=== Recorded data ===

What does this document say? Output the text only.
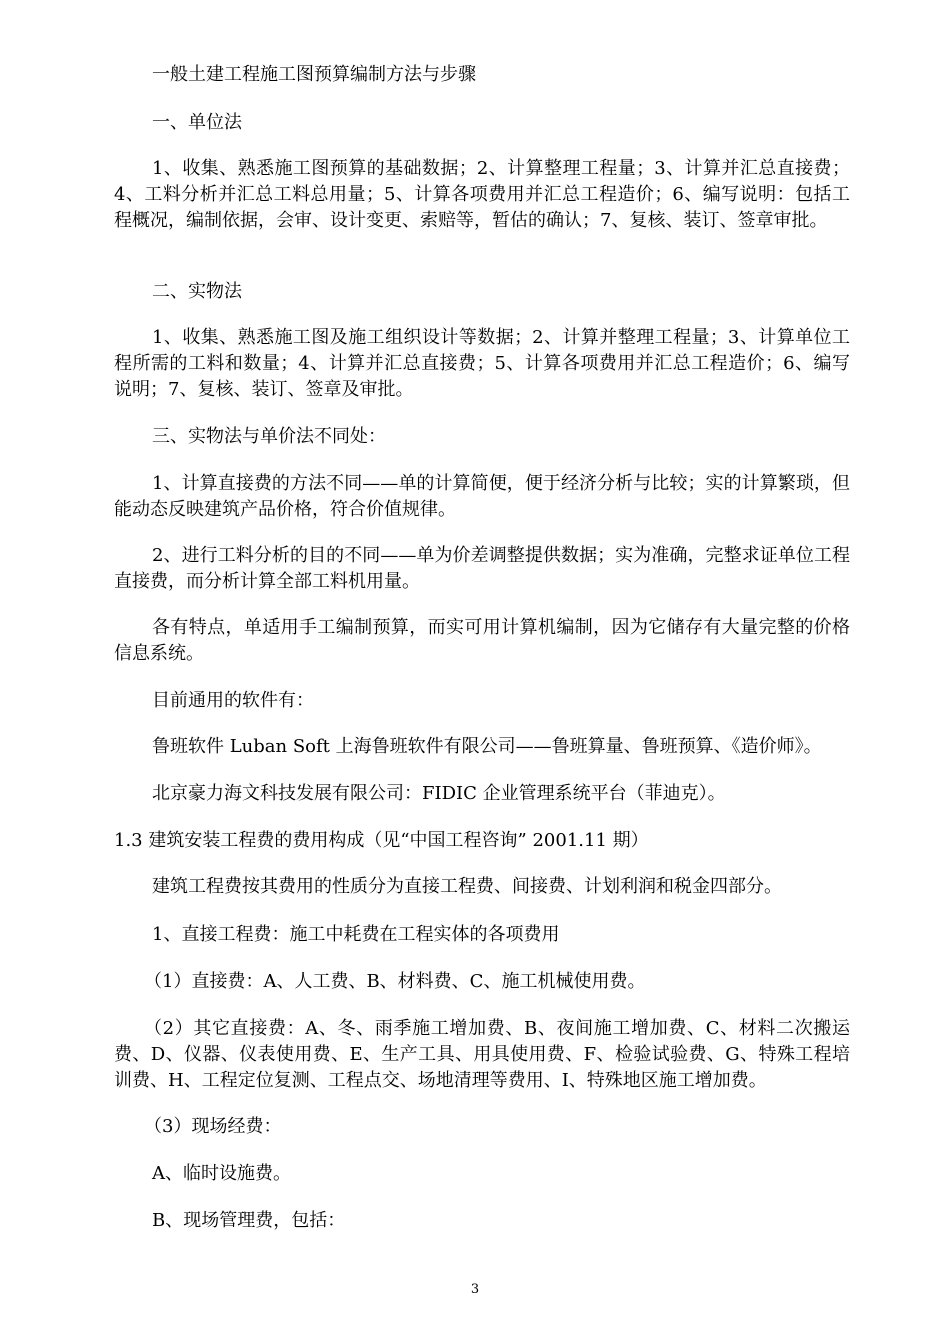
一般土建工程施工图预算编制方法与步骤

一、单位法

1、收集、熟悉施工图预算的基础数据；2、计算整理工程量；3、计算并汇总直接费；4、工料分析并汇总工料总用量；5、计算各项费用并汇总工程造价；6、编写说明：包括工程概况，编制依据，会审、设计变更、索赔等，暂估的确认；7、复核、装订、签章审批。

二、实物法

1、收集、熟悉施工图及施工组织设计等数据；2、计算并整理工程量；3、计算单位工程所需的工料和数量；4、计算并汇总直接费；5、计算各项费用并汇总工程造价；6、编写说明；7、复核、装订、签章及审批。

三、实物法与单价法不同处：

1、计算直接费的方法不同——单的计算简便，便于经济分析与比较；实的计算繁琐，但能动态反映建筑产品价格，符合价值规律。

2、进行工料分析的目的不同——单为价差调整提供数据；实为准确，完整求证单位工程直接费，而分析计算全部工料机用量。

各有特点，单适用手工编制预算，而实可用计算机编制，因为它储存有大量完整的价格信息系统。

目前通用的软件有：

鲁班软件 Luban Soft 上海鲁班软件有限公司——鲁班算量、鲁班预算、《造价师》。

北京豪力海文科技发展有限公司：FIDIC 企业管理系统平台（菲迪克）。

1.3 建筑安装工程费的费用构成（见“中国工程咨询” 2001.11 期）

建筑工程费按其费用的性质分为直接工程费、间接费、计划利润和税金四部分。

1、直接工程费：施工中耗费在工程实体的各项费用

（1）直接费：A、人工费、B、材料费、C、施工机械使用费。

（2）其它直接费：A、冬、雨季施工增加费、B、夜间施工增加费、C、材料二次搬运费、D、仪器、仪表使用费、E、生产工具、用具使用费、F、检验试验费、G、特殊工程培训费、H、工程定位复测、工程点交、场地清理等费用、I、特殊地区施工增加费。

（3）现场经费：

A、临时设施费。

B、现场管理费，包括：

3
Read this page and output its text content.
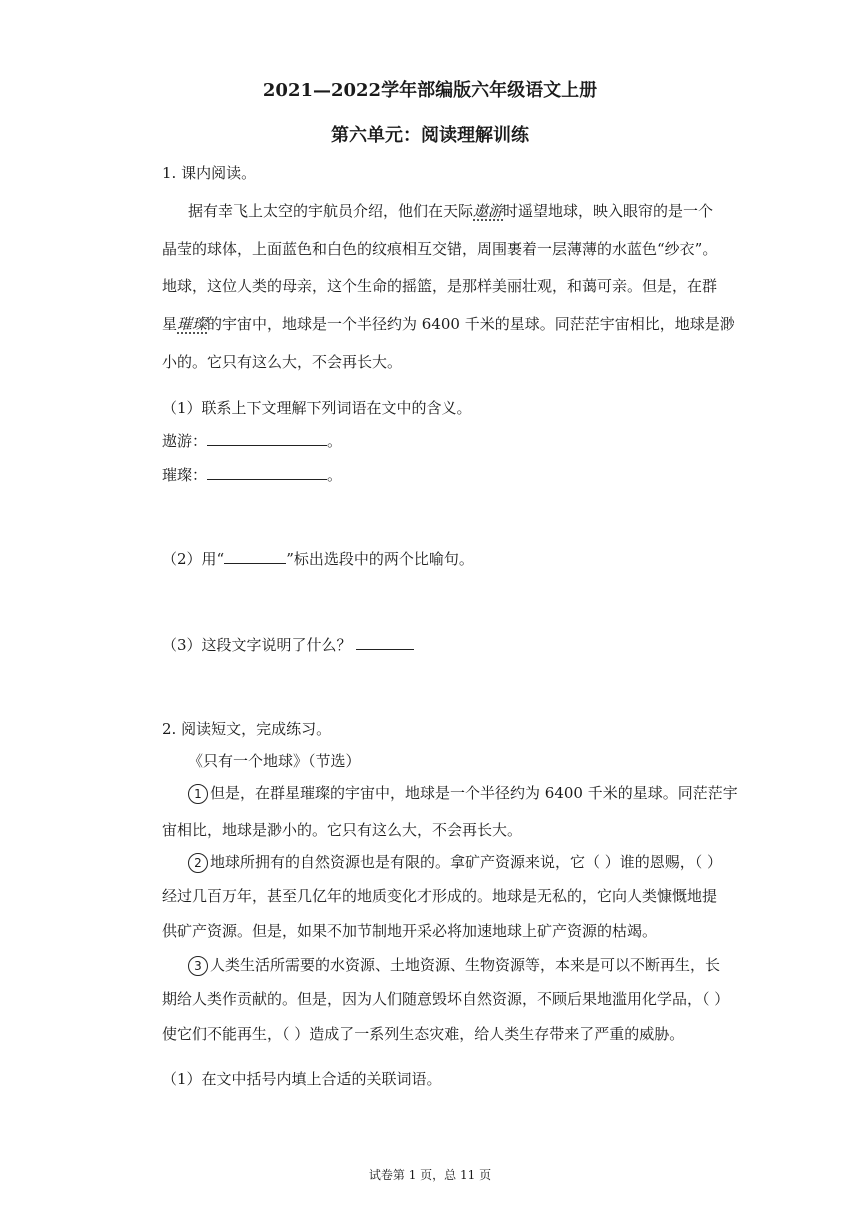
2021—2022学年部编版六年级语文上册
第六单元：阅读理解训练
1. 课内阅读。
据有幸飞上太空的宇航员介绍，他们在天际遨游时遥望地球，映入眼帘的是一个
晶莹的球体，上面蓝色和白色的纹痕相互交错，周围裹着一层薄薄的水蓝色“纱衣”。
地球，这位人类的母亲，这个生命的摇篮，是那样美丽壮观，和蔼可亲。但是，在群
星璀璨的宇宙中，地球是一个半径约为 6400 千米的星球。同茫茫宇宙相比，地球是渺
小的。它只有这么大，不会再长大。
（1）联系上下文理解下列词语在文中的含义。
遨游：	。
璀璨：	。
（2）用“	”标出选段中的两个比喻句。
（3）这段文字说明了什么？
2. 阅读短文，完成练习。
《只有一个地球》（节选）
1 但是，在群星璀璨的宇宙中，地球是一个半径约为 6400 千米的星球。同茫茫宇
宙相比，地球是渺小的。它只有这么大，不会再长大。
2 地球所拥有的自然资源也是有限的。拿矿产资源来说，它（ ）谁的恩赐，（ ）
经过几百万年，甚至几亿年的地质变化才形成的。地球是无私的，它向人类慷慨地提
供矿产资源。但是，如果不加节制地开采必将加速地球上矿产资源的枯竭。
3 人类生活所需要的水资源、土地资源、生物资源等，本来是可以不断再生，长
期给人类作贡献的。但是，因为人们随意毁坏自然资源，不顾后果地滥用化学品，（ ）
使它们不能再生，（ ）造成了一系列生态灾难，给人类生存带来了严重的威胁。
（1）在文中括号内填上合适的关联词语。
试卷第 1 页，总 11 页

===

**Problem statement:** Pictures stay out; retype only the lines from the line containing "Read this page and output its text content." through the end of the listing, inclusive, exactly as they appear.

**Solution to this problem:**
Read this page and output its text content.
2021—2022学年部编版六年级语文上册
第六单元：阅读理解训练
1. 课内阅读。
据有幸飞上太空的宇航员介绍，他们在天际遨游时遥望地球，映入眼帘的是一个
晶莹的球体，上面蓝色和白色的纹痕相互交错，周围裹着一层薄薄的水蓝色“纱衣”。
地球，这位人类的母亲，这个生命的摇篮，是那样美丽壮观，和蔼可亲。但是，在群
星璀璨的宇宙中，地球是一个半径约为 6400 千米的星球。同茫茫宇宙相比，地球是渺
小的。它只有这么大，不会再长大。
（1）联系上下文理解下列词语在文中的含义。
遨游：	。
璀璨：	。
（2）用“	”标出选段中的两个比喻句。
（3）这段文字说明了什么？
2. 阅读短文，完成练习。
《只有一个地球》（节选）
1 但是，在群星璀璨的宇宙中，地球是一个半径约为 6400 千米的星球。同茫茫宇
宙相比，地球是渺小的。它只有这么大，不会再长大。
2 地球所拥有的自然资源也是有限的。拿矿产资源来说，它（ ）谁的恩赐，（ ）
经过几百万年，甚至几亿年的地质变化才形成的。地球是无私的，它向人类慷慨地提
供矿产资源。但是，如果不加节制地开采必将加速地球上矿产资源的枯竭。
3 人类生活所需要的水资源、土地资源、生物资源等，本来是可以不断再生，长
期给人类作贡献的。但是，因为人们随意毁坏自然资源，不顾后果地滥用化学品，（ ）
使它们不能再生，（ ）造成了一系列生态灾难，给人类生存带来了严重的威胁。
（1）在文中括号内填上合适的关联词语。
试卷第 1 页，总 11 页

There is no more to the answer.